**Exercise:** Repeat every entry below exactly as given.

**Data shown:**
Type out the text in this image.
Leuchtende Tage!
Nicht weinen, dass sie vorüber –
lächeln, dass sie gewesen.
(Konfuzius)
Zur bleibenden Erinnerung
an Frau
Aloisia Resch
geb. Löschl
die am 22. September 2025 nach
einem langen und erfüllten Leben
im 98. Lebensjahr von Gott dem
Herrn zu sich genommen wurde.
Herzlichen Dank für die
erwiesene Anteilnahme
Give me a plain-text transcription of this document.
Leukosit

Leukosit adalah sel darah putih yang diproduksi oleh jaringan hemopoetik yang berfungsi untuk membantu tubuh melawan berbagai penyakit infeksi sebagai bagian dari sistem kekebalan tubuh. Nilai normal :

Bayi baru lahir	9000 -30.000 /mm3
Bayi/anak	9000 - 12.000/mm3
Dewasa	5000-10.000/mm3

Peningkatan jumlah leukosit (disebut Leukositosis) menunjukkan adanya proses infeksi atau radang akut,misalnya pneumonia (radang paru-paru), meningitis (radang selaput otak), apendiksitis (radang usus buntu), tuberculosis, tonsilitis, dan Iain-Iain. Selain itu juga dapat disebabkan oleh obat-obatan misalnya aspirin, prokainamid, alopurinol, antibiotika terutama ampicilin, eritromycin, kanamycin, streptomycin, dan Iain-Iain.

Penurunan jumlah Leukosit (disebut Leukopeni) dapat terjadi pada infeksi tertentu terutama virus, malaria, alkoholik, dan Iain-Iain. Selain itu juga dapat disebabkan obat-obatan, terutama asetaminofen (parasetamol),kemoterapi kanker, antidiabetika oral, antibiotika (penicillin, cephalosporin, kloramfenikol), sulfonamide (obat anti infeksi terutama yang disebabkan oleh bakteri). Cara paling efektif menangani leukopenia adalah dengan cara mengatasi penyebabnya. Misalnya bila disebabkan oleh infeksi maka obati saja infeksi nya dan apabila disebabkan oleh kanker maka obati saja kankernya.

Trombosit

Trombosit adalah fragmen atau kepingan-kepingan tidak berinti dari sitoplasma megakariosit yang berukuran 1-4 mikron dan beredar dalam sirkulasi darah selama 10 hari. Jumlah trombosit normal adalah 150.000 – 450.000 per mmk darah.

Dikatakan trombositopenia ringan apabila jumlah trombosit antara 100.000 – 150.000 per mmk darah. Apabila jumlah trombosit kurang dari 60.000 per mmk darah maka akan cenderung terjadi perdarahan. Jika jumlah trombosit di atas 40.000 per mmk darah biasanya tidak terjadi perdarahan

**Completed exercise:**
Type out the text in this image.
Leuchtende Tage!
Nicht weinen, dass sie vorüber –
lächeln, dass sie gewesen.
(Konfuzius)
Zur bleibenden Erinnerung
an Frau
Aloisia Resch
geb. Löschl
die am 22. September 2025 nach
einem langen und erfüllten Leben
im 98. Lebensjahr von Gott dem
Herrn zu sich genommen wurde.
Herzlichen Dank für die
erwiesene Anteilnahme
Give me a plain-text transcription of this document.
Leukosit

Leukosit adalah sel darah putih yang diproduksi oleh jaringan hemopoetik yang berfungsi untuk membantu tubuh melawan berbagai penyakit infeksi sebagai bagian dari sistem kekebalan tubuh. Nilai normal :

Bayi baru lahir	9000 -30.000 /mm3
Bayi/anak	9000 - 12.000/mm3
Dewasa	5000-10.000/mm3

Peningkatan jumlah leukosit (disebut Leukositosis) menunjukkan adanya proses infeksi atau radang akut,misalnya pneumonia (radang paru-paru), meningitis (radang selaput otak), apendiksitis (radang usus buntu), tuberculosis, tonsilitis, dan Iain-Iain. Selain itu juga dapat disebabkan oleh obat-obatan misalnya aspirin, prokainamid, alopurinol, antibiotika terutama ampicilin, eritromycin, kanamycin, streptomycin, dan Iain-Iain.

Penurunan jumlah Leukosit (disebut Leukopeni) dapat terjadi pada infeksi tertentu terutama virus, malaria, alkoholik, dan Iain-Iain. Selain itu juga dapat disebabkan obat-obatan, terutama asetaminofen (parasetamol),kemoterapi kanker, antidiabetika oral, antibiotika (penicillin, cephalosporin, kloramfenikol), sulfonamide (obat anti infeksi terutama yang disebabkan oleh bakteri). Cara paling efektif menangani leukopenia adalah dengan cara mengatasi penyebabnya. Misalnya bila disebabkan oleh infeksi maka obati saja infeksi nya dan apabila disebabkan oleh kanker maka obati saja kankernya.

Trombosit

Trombosit adalah fragmen atau kepingan-kepingan tidak berinti dari sitoplasma megakariosit yang berukuran 1-4 mikron dan beredar dalam sirkulasi darah selama 10 hari. Jumlah trombosit normal adalah 150.000 – 450.000 per mmk darah.

Dikatakan trombositopenia ringan apabila jumlah trombosit antara 100.000 – 150.000 per mmk darah. Apabila jumlah trombosit kurang dari 60.000 per mmk darah maka akan cenderung terjadi perdarahan. Jika jumlah trombosit di atas 40.000 per mmk darah biasanya tidak terjadi perdarahan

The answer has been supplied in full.